Extracted data entries
_ _ _ _ _

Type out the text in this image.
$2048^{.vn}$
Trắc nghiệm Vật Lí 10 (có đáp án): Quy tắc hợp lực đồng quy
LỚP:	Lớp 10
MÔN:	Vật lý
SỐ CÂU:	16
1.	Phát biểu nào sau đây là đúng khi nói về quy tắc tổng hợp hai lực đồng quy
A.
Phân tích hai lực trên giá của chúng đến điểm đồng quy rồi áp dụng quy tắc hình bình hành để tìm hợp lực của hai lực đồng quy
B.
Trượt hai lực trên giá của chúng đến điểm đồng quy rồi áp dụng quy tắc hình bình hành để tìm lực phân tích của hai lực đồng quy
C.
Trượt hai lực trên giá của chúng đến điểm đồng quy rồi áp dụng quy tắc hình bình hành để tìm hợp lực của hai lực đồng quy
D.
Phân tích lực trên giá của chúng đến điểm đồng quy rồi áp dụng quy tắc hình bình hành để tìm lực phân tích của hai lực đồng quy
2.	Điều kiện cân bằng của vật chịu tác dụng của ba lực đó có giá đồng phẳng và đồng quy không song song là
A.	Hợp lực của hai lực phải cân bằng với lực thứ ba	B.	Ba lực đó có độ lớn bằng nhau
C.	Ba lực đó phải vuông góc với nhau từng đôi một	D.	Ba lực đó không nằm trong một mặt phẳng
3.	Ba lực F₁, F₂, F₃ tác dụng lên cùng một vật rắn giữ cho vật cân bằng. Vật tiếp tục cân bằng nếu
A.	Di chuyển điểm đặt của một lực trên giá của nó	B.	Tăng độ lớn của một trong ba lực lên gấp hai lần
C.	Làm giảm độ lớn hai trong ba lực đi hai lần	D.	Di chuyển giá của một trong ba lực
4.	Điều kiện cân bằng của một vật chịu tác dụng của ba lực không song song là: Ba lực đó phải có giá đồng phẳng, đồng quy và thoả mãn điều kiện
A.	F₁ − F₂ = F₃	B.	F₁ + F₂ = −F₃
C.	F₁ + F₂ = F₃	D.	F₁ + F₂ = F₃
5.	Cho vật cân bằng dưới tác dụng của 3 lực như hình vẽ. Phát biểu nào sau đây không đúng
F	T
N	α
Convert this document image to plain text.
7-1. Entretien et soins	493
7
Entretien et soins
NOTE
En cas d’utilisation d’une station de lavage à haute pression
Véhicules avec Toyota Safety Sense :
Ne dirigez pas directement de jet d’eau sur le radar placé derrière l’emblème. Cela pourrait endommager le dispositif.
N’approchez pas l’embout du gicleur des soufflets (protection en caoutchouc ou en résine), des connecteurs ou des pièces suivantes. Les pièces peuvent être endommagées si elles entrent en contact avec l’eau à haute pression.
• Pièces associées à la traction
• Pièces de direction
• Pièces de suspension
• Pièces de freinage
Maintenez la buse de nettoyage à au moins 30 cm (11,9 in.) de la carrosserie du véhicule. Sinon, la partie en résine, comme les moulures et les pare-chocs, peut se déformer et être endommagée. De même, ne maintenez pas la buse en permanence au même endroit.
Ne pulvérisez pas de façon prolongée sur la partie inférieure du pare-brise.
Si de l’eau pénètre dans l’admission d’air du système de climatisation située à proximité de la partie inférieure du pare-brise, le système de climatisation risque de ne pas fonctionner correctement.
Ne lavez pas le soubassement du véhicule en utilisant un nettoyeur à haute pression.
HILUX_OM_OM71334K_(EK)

_ _ _ _ _

» **Work instructions**: Repeat every entry exactly, please.

» **Written solution**:
Type out the text in this image.
$2048^{.vn}$
Trắc nghiệm Vật Lí 10 (có đáp án): Quy tắc hợp lực đồng quy
LỚP:	Lớp 10
MÔN:	Vật lý
SỐ CÂU:	16
1.	Phát biểu nào sau đây là đúng khi nói về quy tắc tổng hợp hai lực đồng quy
A.
Phân tích hai lực trên giá của chúng đến điểm đồng quy rồi áp dụng quy tắc hình bình hành để tìm hợp lực của hai lực đồng quy
B.
Trượt hai lực trên giá của chúng đến điểm đồng quy rồi áp dụng quy tắc hình bình hành để tìm lực phân tích của hai lực đồng quy
C.
Trượt hai lực trên giá của chúng đến điểm đồng quy rồi áp dụng quy tắc hình bình hành để tìm hợp lực của hai lực đồng quy
D.
Phân tích lực trên giá của chúng đến điểm đồng quy rồi áp dụng quy tắc hình bình hành để tìm lực phân tích của hai lực đồng quy
2.	Điều kiện cân bằng của vật chịu tác dụng của ba lực đó có giá đồng phẳng và đồng quy không song song là
A.	Hợp lực của hai lực phải cân bằng với lực thứ ba	B.	Ba lực đó có độ lớn bằng nhau
C.	Ba lực đó phải vuông góc với nhau từng đôi một	D.	Ba lực đó không nằm trong một mặt phẳng
3.	Ba lực F₁, F₂, F₃ tác dụng lên cùng một vật rắn giữ cho vật cân bằng. Vật tiếp tục cân bằng nếu
A.	Di chuyển điểm đặt của một lực trên giá của nó	B.	Tăng độ lớn của một trong ba lực lên gấp hai lần
C.	Làm giảm độ lớn hai trong ba lực đi hai lần	D.	Di chuyển giá của một trong ba lực
4.	Điều kiện cân bằng của một vật chịu tác dụng của ba lực không song song là: Ba lực đó phải có giá đồng phẳng, đồng quy và thoả mãn điều kiện
A.	F₁ − F₂ = F₃	B.	F₁ + F₂ = −F₃
C.	F₁ + F₂ = F₃	D.	F₁ + F₂ = F₃
5.	Cho vật cân bằng dưới tác dụng của 3 lực như hình vẽ. Phát biểu nào sau đây không đúng
F	T
N	α
Convert this document image to plain text.
7-1. Entretien et soins	493
7
Entretien et soins
NOTE
En cas d’utilisation d’une station de lavage à haute pression
Véhicules avec Toyota Safety Sense :
Ne dirigez pas directement de jet d’eau sur le radar placé derrière l’emblème. Cela pourrait endommager le dispositif.
N’approchez pas l’embout du gicleur des soufflets (protection en caoutchouc ou en résine), des connecteurs ou des pièces suivantes. Les pièces peuvent être endommagées si elles entrent en contact avec l’eau à haute pression.
• Pièces associées à la traction
• Pièces de direction
• Pièces de suspension
• Pièces de freinage
Maintenez la buse de nettoyage à au moins 30 cm (11,9 in.) de la carrosserie du véhicule. Sinon, la partie en résine, comme les moulures et les pare-chocs, peut se déformer et être endommagée. De même, ne maintenez pas la buse en permanence au même endroit.
Ne pulvérisez pas de façon prolongée sur la partie inférieure du pare-brise.
Si de l’eau pénètre dans l’admission d’air du système de climatisation située à proximité de la partie inférieure du pare-brise, le système de climatisation risque de ne pas fonctionner correctement.
Ne lavez pas le soubassement du véhicule en utilisant un nettoyeur à haute pression.
HILUX_OM_OM71334K_(EK)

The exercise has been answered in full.